ClickHouse Database Core Driver for Python, Pandas, and Superset
—
Quality
Pending
Does it follow best practices?
Impact
Pending
No eval scenarios have been run
Integration with the scientific Python ecosystem including NumPy arrays, Pandas DataFrames, and PyArrow tables for high-performance data processing and analysis workflows. Provides seamless conversion between ClickHouse data and popular data science libraries.
Native support for querying data directly into Pandas DataFrames and inserting DataFrame data into ClickHouse tables with automatic type conversion and index handling.
def query_df(
self,
query: str,
parameters: dict | None = None,
settings: dict | None = None,
use_na_values: bool = True,
max_str_len: int = 0,
context: QueryContext | None = None
) -> pd.DataFrame:
"""
Execute query and return results as Pandas DataFrame.
Parameters:
- query: SQL query string
- parameters: Query parameters dictionary
- settings: ClickHouse settings for query execution
- use_na_values: Use pandas NA values for ClickHouse NULLs
- max_str_len: Maximum string column length (0 = unlimited)
- context: Reusable query context
Returns:
pandas.DataFrame with properly typed columns and index
Requires:
pandas package (install with: pip install clickhouse-connect[pandas])
"""
def query_df_stream(
self,
query: str,
parameters: dict | None = None,
settings: dict | None = None,
context: QueryContext | None = None
) -> Generator[pd.DataFrame, None, None]:
"""
Stream query results as DataFrame chunks.
Yields:
pandas.DataFrame objects for each result block
Requires:
pandas package
"""
def insert_df(
self,
table: str,
df: pd.DataFrame,
database: str = '',
settings: dict | None = None,
column_names: Sequence[str] | None = None,
column_type_names: Sequence[str] | None = None
):
"""
Insert Pandas DataFrame into ClickHouse table.
Parameters:
- table: Target table name
- df: Pandas DataFrame to insert
- database: Target database (uses client default if empty)
- settings: ClickHouse settings for insert operation
- column_names: Override DataFrame column names
- column_type_names: Specify ClickHouse types for columns
Features:
- Automatic type conversion from pandas to ClickHouse types
- Handles datetime, categorical, and nullable columns
- Preserves precision for numeric types
- Supports multi-index DataFrames
Requires:
pandas package
"""Direct integration with NumPy for high-performance numerical computations with automatic handling of multidimensional arrays and dtype conversion.
def query_np(
self,
query: str,
parameters: dict | None = None,
settings: dict | None = None,
external_data: ExternalData | None = None,
context: QueryContext | None = None
) -> np.ndarray:
"""
Execute query and return results as NumPy array.
Parameters:
- query: SQL query string
- parameters: Query parameters dictionary
- settings: ClickHouse settings for query execution
- external_data: External data for query processing
- context: Reusable query context
Returns:
numpy.ndarray with appropriate dtype for ClickHouse column types
Features:
- Automatic dtype selection based on ClickHouse types
- Efficient memory layout for numerical operations
- Support for structured arrays (named columns)

Problem a — Output the rows from the start through the line containing "table-cell[interactable]: Randy xyxy=(61,355,153,383)", unchanged.

Item position rows
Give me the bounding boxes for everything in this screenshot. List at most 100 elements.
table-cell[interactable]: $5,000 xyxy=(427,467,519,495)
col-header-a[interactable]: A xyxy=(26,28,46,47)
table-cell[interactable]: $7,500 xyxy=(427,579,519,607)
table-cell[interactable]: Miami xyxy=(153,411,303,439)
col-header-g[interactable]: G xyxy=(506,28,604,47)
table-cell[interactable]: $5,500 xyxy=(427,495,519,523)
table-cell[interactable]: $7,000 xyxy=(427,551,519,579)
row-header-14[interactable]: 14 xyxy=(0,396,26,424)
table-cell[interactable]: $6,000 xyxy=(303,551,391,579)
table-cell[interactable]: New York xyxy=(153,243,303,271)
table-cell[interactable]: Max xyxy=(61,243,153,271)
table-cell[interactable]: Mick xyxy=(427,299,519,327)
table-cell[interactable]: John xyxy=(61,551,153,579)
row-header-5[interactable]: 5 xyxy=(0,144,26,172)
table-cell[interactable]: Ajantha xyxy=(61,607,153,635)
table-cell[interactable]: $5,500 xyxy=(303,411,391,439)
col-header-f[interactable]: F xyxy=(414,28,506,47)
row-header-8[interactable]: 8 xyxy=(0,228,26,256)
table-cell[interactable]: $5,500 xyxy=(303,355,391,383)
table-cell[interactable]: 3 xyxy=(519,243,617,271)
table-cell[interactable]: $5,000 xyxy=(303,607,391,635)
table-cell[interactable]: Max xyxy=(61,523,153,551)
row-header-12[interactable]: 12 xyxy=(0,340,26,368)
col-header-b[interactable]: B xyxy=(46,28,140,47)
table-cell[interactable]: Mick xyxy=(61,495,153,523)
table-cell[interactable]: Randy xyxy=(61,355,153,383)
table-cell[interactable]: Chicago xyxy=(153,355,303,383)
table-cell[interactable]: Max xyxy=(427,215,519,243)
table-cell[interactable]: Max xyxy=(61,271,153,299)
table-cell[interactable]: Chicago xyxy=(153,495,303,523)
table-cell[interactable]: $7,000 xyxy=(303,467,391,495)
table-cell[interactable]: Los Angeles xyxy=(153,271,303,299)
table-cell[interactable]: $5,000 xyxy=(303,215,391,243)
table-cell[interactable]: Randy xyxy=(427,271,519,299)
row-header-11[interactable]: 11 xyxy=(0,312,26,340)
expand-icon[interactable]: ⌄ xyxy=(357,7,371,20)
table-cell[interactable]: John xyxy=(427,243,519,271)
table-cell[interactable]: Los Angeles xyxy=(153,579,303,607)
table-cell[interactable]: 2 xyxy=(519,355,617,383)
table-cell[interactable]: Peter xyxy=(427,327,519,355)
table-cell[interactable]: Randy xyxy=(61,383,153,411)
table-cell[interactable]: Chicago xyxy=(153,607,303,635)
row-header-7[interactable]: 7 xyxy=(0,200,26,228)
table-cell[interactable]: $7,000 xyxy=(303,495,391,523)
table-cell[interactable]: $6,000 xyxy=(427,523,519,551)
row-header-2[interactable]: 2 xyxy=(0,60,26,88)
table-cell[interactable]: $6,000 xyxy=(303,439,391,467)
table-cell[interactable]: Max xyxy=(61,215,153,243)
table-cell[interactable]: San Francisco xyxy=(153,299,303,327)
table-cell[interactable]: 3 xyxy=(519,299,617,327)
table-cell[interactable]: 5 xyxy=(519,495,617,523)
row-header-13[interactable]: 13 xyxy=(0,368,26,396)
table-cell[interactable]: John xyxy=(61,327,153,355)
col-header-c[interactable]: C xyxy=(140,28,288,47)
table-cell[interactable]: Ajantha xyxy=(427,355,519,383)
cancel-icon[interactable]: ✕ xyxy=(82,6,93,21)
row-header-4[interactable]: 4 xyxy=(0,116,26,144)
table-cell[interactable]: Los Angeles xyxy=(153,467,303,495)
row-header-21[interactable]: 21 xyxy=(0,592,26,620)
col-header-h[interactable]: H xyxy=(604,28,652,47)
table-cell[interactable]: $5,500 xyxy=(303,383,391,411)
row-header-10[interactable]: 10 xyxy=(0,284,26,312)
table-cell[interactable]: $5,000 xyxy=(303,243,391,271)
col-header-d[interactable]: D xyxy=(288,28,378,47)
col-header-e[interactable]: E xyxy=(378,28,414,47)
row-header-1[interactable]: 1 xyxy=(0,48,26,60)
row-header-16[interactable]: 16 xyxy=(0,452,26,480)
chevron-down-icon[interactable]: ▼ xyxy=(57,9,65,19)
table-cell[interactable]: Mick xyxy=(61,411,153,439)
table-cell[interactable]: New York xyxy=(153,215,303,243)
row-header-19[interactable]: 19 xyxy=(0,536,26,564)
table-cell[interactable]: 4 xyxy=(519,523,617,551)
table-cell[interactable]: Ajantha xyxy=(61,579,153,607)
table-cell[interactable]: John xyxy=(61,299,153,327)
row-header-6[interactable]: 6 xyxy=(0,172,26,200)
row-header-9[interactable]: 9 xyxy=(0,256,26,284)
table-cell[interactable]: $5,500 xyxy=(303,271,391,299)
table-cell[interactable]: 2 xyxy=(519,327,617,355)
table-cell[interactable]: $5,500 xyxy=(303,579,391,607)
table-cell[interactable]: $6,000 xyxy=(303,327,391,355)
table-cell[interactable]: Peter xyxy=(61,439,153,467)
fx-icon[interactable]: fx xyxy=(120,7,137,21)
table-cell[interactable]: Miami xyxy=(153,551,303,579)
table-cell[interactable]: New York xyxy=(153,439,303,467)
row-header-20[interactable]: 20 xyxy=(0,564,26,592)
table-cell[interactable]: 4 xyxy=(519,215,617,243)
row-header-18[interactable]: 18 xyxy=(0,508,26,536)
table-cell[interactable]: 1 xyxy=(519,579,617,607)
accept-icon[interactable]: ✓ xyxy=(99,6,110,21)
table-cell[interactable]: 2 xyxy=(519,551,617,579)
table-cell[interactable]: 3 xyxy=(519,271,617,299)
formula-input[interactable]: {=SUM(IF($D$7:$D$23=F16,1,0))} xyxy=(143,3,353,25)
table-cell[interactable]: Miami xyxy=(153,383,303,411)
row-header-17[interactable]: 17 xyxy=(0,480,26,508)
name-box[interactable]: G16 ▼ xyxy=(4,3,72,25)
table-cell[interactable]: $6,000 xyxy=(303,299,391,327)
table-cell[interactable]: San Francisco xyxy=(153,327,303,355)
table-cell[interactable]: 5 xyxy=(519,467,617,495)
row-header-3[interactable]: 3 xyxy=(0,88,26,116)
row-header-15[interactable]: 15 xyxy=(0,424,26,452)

Problem b — Reproduce the ClickHouse driver page from "ClickHouse Database Core" to "data science libraries.", substituting "Not started" for "Pending".

Task solution a —
Give me the bounding boxes for everything in this screenshot. List at most 100 elements.
table-cell[interactable]: $5,000 xyxy=(427,467,519,495)
col-header-a[interactable]: A xyxy=(26,28,46,47)
table-cell[interactable]: $7,500 xyxy=(427,579,519,607)
table-cell[interactable]: Miami xyxy=(153,411,303,439)
col-header-g[interactable]: G xyxy=(506,28,604,47)
table-cell[interactable]: $5,500 xyxy=(427,495,519,523)
table-cell[interactable]: $7,000 xyxy=(427,551,519,579)
row-header-14[interactable]: 14 xyxy=(0,396,26,424)
table-cell[interactable]: $6,000 xyxy=(303,551,391,579)
table-cell[interactable]: New York xyxy=(153,243,303,271)
table-cell[interactable]: Max xyxy=(61,243,153,271)
table-cell[interactable]: Mick xyxy=(427,299,519,327)
table-cell[interactable]: John xyxy=(61,551,153,579)
row-header-5[interactable]: 5 xyxy=(0,144,26,172)
table-cell[interactable]: Ajantha xyxy=(61,607,153,635)
table-cell[interactable]: $5,500 xyxy=(303,411,391,439)
col-header-f[interactable]: F xyxy=(414,28,506,47)
row-header-8[interactable]: 8 xyxy=(0,228,26,256)
table-cell[interactable]: $5,500 xyxy=(303,355,391,383)
table-cell[interactable]: 3 xyxy=(519,243,617,271)
table-cell[interactable]: $5,000 xyxy=(303,607,391,635)
table-cell[interactable]: Max xyxy=(61,523,153,551)
row-header-12[interactable]: 12 xyxy=(0,340,26,368)
col-header-b[interactable]: B xyxy=(46,28,140,47)
table-cell[interactable]: Mick xyxy=(61,495,153,523)
table-cell[interactable]: Randy xyxy=(61,355,153,383)

Task solution b —
ClickHouse Database Core Driver for Python, Pandas, and Superset
—
Quality
Not started
Does it follow best practices?
Impact
Not started
No eval scenarios have been run
Integration with the scientific Python ecosystem including NumPy arrays, Pandas DataFrames, and PyArrow tables for high-performance data processing and analysis workflows. Provides seamless conversion between ClickHouse data and popular data science libraries.